* **DIRECTION**:
Print the full listing exactly.

[Collected data entries]
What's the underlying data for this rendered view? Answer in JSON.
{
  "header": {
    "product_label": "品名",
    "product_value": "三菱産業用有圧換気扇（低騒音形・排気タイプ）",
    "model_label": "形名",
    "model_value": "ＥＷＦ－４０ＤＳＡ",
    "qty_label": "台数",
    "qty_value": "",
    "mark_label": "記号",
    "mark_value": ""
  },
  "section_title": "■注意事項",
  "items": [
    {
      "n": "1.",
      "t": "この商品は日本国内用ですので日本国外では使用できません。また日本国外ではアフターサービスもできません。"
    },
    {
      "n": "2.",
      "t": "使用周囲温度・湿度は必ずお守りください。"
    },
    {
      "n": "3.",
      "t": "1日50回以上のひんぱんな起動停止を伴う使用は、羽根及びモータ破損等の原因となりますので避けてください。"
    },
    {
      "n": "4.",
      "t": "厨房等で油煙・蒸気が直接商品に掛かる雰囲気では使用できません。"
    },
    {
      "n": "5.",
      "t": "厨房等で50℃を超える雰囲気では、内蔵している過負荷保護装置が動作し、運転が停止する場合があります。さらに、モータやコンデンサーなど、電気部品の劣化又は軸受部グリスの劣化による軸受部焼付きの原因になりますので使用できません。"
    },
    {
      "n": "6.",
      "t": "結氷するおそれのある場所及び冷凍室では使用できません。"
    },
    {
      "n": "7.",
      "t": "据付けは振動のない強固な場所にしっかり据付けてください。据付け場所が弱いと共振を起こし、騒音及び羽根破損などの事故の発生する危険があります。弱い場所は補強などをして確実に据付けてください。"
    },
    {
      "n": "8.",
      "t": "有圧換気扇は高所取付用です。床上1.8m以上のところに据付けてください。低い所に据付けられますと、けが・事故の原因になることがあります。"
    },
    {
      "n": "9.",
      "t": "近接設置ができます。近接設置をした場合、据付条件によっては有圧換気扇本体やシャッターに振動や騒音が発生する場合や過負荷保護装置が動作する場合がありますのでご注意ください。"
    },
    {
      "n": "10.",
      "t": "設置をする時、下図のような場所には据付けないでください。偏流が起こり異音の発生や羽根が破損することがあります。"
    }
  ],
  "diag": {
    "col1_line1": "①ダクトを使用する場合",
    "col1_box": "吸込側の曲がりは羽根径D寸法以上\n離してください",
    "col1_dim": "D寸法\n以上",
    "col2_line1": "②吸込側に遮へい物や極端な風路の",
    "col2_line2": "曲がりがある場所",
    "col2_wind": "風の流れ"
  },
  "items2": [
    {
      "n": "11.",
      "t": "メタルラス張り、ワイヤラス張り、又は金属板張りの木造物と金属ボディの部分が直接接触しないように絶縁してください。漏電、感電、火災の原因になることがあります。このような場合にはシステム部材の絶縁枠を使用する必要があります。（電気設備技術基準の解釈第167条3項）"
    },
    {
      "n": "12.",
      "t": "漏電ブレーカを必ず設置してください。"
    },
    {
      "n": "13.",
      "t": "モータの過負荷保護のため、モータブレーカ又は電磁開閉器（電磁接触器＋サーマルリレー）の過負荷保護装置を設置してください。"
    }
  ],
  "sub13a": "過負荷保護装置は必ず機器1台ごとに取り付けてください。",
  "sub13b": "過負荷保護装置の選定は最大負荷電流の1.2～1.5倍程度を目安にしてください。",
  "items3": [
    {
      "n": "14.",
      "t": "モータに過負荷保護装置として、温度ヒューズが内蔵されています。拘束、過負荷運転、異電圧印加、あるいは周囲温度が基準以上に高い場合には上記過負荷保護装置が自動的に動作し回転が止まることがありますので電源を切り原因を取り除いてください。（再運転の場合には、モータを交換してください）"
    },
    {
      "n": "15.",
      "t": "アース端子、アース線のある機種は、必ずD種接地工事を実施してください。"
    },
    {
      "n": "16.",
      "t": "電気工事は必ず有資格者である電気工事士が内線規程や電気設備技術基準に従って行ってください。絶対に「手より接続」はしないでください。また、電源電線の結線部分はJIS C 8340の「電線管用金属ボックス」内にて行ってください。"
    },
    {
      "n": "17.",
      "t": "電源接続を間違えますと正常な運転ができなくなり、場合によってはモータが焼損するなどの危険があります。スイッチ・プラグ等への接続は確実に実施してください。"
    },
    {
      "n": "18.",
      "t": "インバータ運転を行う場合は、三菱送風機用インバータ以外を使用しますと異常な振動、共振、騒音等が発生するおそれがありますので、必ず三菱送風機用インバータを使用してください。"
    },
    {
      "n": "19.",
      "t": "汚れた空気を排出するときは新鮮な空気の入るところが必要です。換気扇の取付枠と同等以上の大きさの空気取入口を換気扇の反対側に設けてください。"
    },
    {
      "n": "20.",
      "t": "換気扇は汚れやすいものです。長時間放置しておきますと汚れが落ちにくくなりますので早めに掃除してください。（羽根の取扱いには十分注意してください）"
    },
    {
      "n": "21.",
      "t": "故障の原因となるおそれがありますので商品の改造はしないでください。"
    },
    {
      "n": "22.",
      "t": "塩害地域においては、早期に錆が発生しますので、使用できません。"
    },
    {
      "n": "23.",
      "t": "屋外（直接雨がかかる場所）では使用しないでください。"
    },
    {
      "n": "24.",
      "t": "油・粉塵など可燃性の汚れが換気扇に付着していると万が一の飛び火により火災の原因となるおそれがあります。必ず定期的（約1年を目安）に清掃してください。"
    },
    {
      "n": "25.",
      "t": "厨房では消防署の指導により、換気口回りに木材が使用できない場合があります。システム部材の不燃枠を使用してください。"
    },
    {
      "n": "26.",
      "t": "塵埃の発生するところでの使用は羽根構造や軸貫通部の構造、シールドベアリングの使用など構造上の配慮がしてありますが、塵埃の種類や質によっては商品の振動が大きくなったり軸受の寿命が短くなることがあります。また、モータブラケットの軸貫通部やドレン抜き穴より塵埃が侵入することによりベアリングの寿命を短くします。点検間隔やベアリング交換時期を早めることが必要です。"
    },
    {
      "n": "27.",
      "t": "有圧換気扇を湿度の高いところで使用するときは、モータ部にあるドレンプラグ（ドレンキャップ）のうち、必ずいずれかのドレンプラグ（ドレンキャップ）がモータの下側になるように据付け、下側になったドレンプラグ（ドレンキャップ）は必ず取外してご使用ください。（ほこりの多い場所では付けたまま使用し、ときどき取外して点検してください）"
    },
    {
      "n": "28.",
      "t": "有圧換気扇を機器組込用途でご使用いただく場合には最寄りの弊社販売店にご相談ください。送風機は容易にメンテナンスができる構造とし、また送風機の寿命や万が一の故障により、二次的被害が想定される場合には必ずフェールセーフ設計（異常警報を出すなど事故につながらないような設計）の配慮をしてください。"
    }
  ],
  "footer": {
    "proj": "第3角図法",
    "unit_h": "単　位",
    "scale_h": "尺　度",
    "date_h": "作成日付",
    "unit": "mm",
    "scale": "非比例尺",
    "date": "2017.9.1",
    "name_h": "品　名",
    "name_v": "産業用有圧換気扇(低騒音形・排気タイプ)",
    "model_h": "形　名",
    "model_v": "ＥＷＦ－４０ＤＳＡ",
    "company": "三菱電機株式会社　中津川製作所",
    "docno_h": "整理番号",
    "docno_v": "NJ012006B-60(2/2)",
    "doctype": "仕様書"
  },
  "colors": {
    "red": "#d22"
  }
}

* **EXERCISE OUTPUT**:
What's the underlying data for this rendered view? Answer in JSON.
{
  "header": {
    "product_label": "品名",
    "product_value": "三菱産業用有圧換気扇（低騒音形・排気タイプ）",
    "model_label": "形名",
    "model_value": "ＥＷＦ－４０ＤＳＡ",
    "qty_label": "台数",
    "qty_value": "",
    "mark_label": "記号",
    "mark_value": ""
  },
  "section_title": "■注意事項",
  "items": [
    {
      "n": "1.",
      "t": "この商品は日本国内用ですので日本国外では使用できません。また日本国外ではアフターサービスもできません。"
    },
    {
      "n": "2.",
      "t": "使用周囲温度・湿度は必ずお守りください。"
    },
    {
      "n": "3.",
      "t": "1日50回以上のひんぱんな起動停止を伴う使用は、羽根及びモータ破損等の原因となりますので避けてください。"
    },
    {
      "n": "4.",
      "t": "厨房等で油煙・蒸気が直接商品に掛かる雰囲気では使用できません。"
    },
    {
      "n": "5.",
      "t": "厨房等で50℃を超える雰囲気では、内蔵している過負荷保護装置が動作し、運転が停止する場合があります。さらに、モータやコンデンサーなど、電気部品の劣化又は軸受部グリスの劣化による軸受部焼付きの原因になりますので使用できません。"
    },
    {
      "n": "6.",
      "t": "結氷するおそれのある場所及び冷凍室では使用できません。"
    },
    {
      "n": "7.",
      "t": "据付けは振動のない強固な場所にしっかり据付けてください。据付け場所が弱いと共振を起こし、騒音及び羽根破損などの事故の発生する危険があります。弱い場所は補強などをして確実に据付けてください。"
    },
    {
      "n": "8.",
      "t": "有圧換気扇は高所取付用です。床上1.8m以上のところに据付けてください。低い所に据付けられますと、けが・事故の原因になることがあります。"
    },
    {
      "n": "9.",
      "t": "近接設置ができます。近接設置をした場合、据付条件によっては有圧換気扇本体やシャッターに振動や騒音が発生する場合や過負荷保護装置が動作する場合がありますのでご注意ください。"
    },
    {
      "n": "10.",
      "t": "設置をする時、下図のような場所には据付けないでください。偏流が起こり異音の発生や羽根が破損することがあります。"
    }
  ],
  "diag": {
    "col1_line1": "①ダクトを使用する場合",
    "col1_box": "吸込側の曲がりは羽根径D寸法以上\n離してください",
    "col1_dim": "D寸法\n以上",
    "col2_line1": "②吸込側に遮へい物や極端な風路の",
    "col2_line2": "曲がりがある場所",
    "col2_wind": "風の流れ"
  },
  "items2": [
    {
      "n": "11.",
      "t": "メタルラス張り、ワイヤラス張り、又は金属板張りの木造物と金属ボディの部分が直接接触しないように絶縁してください。漏電、感電、火災の原因になることがあります。このような場合にはシステム部材の絶縁枠を使用する必要があります。（電気設備技術基準の解釈第167条3項）"
    },
    {
      "n": "12.",
      "t": "漏電ブレーカを必ず設置してください。"
    },
    {
      "n": "13.",
      "t": "モータの過負荷保護のため、モータブレーカ又は電磁開閉器（電磁接触器＋サーマルリレー）の過負荷保護装置を設置してください。"
    }
  ],
  "sub13a": "過負荷保護装置は必ず機器1台ごとに取り付けてください。",
  "sub13b": "過負荷保護装置の選定は最大負荷電流の1.2～1.5倍程度を目安にしてください。",
  "items3": [
    {
      "n": "14.",
      "t": "モータに過負荷保護装置として、温度ヒューズが内蔵されています。拘束、過負荷運転、異電圧印加、あるいは周囲温度が基準以上に高い場合には上記過負荷保護装置が自動的に動作し回転が止まることがありますので電源を切り原因を取り除いてください。（再運転の場合には、モータを交換してください）"
    },
    {
      "n": "15.",
      "t": "アース端子、アース線のある機種は、必ずD種接地工事を実施してください。"
    },
    {
      "n": "16.",
      "t": "電気工事は必ず有資格者である電気工事士が内線規程や電気設備技術基準に従って行ってください。絶対に「手より接続」はしないでください。また、電源電線の結線部分はJIS C 8340の「電線管用金属ボックス」内にて行ってください。"
    },
    {
      "n": "17.",
      "t": "電源接続を間違えますと正常な運転ができなくなり、場合によってはモータが焼損するなどの危険があります。スイッチ・プラグ等への接続は確実に実施してください。"
    },
    {
      "n": "18.",
      "t": "インバータ運転を行う場合は、三菱送風機用インバータ以外を使用しますと異常な振動、共振、騒音等が発生するおそれがありますので、必ず三菱送風機用インバータを使用してください。"
    },
    {
      "n": "19.",
      "t": "汚れた空気を排出するときは新鮮な空気の入るところが必要です。換気扇の取付枠と同等以上の大きさの空気取入口を換気扇の反対側に設けてください。"
    },
    {
      "n": "20.",
      "t": "換気扇は汚れやすいものです。長時間放置しておきますと汚れが落ちにくくなりますので早めに掃除してください。（羽根の取扱いには十分注意してください）"
    },
    {
      "n": "21.",
      "t": "故障の原因となるおそれがありますので商品の改造はしないでください。"
    },
    {
      "n": "22.",
      "t": "塩害地域においては、早期に錆が発生しますので、使用できません。"
    },
    {
      "n": "23.",
      "t": "屋外（直接雨がかかる場所）では使用しないでください。"
    },
    {
      "n": "24.",
      "t": "油・粉塵など可燃性の汚れが換気扇に付着していると万が一の飛び火により火災の原因となるおそれがあります。必ず定期的（約1年を目安）に清掃してください。"
    },
    {
      "n": "25.",
      "t": "厨房では消防署の指導により、換気口回りに木材が使用できない場合があります。システム部材の不燃枠を使用してください。"
    },
    {
      "n": "26.",
      "t": "塵埃の発生するところでの使用は羽根構造や軸貫通部の構造、シールドベアリングの使用など構造上の配慮がしてありますが、塵埃の種類や質によっては商品の振動が大きくなったり軸受の寿命が短くなることがあります。また、モータブラケットの軸貫通部やドレン抜き穴より塵埃が侵入することによりベアリングの寿命を短くします。点検間隔やベアリング交換時期を早めることが必要です。"
    },
    {
      "n": "27.",
      "t": "有圧換気扇を湿度の高いところで使用するときは、モータ部にあるドレンプラグ（ドレンキャップ）のうち、必ずいずれかのドレンプラグ（ドレンキャップ）がモータの下側になるように据付け、下側になったドレンプラグ（ドレンキャップ）は必ず取外してご使用ください。（ほこりの多い場所では付けたまま使用し、ときどき取外して点検してください）"
    },
    {
      "n": "28.",
      "t": "有圧換気扇を機器組込用途でご使用いただく場合には最寄りの弊社販売店にご相談ください。送風機は容易にメンテナンスができる構造とし、また送風機の寿命や万が一の故障により、二次的被害が想定される場合には必ずフェールセーフ設計（異常警報を出すなど事故につながらないような設計）の配慮をしてください。"
    }
  ],
  "footer": {
    "proj": "第3角図法",
    "unit_h": "単　位",
    "scale_h": "尺　度",
    "date_h": "作成日付",
    "unit": "mm",
    "scale": "非比例尺",
    "date": "2017.9.1",
    "name_h": "品　名",
    "name_v": "産業用有圧換気扇(低騒音形・排気タイプ)",
    "model_h": "形　名",
    "model_v": "ＥＷＦ－４０ＤＳＡ",
    "company": "三菱電機株式会社　中津川製作所",
    "docno_h": "整理番号",
    "docno_v": "NJ012006B-60(2/2)",
    "doctype": "仕様書"
  },
  "colors": {
    "red": "#d22"
  }
}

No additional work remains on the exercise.